**Source data**
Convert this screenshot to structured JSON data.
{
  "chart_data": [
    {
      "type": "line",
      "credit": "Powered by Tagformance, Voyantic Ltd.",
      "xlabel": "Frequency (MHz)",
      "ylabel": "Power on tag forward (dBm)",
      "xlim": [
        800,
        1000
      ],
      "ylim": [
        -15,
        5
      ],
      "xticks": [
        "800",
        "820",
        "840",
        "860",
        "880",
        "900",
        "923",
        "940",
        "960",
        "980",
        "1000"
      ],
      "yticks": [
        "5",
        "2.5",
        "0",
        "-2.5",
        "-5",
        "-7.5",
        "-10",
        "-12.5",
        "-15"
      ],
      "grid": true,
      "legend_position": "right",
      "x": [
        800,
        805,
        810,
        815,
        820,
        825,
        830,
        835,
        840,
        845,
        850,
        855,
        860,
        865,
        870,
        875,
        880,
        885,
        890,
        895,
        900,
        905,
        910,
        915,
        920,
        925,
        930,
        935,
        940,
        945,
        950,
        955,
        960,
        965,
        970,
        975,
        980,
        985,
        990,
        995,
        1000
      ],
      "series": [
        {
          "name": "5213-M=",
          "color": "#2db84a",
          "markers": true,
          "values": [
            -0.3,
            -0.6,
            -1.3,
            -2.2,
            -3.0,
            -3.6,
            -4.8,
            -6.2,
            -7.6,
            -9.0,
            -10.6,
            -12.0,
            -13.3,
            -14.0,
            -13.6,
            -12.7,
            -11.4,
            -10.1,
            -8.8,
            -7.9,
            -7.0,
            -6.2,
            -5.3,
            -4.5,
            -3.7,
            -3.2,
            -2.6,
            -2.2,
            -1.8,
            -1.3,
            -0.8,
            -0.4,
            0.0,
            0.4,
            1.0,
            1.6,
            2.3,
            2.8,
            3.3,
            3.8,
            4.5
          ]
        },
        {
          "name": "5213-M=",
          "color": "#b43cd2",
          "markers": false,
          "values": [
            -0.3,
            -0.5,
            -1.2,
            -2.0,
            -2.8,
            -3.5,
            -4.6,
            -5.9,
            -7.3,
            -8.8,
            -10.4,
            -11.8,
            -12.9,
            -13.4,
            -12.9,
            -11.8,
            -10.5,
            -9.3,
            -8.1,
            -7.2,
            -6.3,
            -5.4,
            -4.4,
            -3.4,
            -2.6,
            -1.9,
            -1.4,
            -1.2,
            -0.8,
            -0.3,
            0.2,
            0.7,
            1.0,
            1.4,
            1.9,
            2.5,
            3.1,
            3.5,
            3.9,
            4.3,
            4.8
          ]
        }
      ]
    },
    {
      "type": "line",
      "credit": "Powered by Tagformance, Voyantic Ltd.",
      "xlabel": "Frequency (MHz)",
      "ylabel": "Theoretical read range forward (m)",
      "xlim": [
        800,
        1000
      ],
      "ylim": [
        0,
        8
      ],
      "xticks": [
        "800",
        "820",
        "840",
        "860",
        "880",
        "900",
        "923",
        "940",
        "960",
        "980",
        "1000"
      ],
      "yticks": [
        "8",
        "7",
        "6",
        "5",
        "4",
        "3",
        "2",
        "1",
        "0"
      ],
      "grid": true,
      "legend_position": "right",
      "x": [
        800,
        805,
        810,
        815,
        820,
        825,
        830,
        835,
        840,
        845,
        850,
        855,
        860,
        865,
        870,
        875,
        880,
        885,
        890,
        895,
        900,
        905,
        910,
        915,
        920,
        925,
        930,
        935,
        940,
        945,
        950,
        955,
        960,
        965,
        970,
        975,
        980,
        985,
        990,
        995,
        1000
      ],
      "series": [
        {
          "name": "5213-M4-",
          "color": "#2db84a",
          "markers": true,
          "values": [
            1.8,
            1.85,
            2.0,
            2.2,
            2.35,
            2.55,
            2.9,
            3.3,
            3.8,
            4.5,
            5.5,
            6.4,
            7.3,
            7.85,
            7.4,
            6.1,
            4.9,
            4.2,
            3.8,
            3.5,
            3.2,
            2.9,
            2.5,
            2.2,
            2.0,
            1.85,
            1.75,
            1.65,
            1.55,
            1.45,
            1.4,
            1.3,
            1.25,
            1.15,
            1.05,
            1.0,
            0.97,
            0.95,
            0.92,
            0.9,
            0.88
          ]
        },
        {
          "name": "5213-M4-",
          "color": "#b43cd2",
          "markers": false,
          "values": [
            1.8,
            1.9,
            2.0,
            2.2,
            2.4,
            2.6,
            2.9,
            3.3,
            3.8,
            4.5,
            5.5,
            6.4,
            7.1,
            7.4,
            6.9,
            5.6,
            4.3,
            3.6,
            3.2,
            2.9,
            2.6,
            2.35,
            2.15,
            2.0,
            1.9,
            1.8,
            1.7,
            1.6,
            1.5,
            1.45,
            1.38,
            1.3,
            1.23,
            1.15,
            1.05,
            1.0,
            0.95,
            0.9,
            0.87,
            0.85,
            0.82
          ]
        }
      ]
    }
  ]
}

**What you need to do**
Copy every line of the data that holds the string "ylabel".

**Solved problem**
      "ylabel": "Power on tag forward (dBm)",
      "ylabel": "Theoretical read range forward (m)",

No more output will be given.